Problem to work on –
The answer is a single number: how many lines hold the string "screenshot".

==============================

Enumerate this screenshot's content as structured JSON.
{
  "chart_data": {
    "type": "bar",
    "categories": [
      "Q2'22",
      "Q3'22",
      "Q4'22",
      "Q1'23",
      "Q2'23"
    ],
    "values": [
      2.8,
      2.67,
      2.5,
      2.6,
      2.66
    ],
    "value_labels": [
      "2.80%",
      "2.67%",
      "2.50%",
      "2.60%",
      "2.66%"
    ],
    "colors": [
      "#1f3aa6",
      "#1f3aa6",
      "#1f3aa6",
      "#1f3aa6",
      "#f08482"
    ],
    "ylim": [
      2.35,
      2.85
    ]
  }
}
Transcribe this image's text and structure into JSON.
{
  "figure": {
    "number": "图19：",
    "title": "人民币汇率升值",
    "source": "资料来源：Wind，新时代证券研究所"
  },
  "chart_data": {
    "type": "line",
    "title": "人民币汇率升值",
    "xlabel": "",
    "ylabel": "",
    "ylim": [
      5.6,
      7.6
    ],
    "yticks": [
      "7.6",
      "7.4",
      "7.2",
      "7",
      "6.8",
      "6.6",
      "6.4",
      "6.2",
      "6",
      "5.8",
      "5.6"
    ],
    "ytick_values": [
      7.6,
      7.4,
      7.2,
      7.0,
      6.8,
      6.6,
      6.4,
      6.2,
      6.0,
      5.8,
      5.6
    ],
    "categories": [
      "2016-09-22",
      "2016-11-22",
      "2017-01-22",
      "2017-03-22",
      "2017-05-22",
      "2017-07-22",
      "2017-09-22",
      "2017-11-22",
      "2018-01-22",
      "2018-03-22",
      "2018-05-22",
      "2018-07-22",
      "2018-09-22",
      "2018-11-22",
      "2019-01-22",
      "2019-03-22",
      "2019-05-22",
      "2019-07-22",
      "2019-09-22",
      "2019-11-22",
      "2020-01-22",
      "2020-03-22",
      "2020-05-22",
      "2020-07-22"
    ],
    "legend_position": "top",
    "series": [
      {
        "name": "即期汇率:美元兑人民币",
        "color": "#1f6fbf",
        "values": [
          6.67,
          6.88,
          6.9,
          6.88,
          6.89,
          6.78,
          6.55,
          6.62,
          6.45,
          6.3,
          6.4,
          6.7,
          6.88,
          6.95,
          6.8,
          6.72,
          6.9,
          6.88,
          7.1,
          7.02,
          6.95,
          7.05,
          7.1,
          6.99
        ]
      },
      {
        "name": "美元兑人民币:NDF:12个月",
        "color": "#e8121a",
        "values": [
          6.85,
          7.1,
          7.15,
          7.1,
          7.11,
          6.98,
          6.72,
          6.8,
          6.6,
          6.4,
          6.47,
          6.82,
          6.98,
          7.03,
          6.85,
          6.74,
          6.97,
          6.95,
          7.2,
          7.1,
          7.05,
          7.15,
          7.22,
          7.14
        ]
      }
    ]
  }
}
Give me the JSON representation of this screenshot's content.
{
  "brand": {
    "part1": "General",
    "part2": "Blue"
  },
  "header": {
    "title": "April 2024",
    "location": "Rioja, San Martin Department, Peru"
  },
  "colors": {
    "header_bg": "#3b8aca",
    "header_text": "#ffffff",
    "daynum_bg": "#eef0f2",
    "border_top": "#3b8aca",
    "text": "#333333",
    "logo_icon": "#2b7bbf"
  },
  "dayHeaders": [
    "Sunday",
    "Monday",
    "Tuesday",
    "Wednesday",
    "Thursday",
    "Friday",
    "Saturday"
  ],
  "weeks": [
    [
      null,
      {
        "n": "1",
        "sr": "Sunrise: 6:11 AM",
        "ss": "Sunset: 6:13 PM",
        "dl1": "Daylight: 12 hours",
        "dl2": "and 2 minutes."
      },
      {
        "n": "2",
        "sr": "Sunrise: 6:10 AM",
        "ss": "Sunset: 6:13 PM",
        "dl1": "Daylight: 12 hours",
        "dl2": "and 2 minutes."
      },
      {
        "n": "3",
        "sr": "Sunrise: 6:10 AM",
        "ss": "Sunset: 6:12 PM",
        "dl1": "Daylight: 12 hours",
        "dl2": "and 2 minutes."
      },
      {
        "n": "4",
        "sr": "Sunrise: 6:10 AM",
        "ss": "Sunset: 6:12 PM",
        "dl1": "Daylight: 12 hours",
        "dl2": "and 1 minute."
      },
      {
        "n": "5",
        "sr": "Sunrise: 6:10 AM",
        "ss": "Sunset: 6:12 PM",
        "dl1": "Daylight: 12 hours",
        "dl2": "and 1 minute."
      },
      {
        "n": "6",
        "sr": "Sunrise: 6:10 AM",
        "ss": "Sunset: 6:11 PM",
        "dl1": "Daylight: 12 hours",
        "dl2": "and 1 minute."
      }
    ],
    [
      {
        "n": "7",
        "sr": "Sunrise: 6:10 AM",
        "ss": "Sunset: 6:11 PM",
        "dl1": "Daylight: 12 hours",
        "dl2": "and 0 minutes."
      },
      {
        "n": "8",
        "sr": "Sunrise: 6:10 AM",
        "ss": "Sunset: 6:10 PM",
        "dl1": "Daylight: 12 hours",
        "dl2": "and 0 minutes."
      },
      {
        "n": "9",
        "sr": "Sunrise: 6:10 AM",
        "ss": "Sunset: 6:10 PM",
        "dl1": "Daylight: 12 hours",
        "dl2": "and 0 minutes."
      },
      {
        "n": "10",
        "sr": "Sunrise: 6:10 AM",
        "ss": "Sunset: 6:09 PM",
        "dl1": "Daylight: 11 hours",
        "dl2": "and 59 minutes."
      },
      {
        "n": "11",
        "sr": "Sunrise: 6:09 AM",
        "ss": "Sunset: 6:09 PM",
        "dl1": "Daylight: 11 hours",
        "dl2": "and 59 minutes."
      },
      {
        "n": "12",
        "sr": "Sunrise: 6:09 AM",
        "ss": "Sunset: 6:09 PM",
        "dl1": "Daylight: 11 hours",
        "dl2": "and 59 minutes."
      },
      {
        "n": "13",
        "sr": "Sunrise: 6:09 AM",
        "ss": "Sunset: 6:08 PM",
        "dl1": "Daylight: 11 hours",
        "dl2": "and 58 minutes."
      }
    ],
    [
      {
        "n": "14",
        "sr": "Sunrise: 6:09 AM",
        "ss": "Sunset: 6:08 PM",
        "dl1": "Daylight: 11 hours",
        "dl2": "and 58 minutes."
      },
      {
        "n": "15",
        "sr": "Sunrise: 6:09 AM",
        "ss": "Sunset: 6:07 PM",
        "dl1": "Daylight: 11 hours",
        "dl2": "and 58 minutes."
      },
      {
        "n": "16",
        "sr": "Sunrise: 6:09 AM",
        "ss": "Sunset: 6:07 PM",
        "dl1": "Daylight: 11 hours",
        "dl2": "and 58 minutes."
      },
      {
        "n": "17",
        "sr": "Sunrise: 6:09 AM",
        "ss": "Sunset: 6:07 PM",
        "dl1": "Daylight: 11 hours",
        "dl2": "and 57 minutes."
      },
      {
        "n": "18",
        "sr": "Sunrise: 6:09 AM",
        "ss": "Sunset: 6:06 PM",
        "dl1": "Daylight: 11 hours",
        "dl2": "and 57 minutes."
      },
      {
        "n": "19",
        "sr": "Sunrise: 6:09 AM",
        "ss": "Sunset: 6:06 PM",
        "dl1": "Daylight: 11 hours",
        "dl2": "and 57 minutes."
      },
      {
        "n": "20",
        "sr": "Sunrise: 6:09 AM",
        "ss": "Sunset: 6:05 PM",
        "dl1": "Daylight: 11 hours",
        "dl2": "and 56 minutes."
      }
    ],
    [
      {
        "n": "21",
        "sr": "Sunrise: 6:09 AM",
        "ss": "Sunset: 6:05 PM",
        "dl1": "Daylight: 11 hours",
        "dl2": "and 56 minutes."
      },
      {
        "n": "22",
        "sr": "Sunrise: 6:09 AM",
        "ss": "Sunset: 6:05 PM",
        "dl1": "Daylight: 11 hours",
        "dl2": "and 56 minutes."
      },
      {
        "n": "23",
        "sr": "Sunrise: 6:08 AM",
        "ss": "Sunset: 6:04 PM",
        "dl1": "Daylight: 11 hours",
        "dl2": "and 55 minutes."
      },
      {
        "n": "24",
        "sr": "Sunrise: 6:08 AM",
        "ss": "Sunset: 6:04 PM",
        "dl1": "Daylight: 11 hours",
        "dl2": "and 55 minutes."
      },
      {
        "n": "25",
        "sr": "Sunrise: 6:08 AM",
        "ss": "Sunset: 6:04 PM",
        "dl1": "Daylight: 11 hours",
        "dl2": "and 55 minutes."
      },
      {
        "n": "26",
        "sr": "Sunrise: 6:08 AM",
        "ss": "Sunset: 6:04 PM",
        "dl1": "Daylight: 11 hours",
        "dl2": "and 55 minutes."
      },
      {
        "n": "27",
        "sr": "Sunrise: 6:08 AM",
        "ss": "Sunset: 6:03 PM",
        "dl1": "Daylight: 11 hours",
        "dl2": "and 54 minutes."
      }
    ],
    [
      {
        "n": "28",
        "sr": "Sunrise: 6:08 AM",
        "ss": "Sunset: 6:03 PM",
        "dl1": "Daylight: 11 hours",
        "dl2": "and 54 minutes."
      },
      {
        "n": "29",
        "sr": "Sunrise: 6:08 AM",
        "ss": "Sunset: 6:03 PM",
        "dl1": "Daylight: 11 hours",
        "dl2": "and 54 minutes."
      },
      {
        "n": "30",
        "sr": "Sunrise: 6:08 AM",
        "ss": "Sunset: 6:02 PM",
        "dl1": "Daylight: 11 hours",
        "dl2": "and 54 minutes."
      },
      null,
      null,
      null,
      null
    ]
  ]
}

==============================

The completed task –
2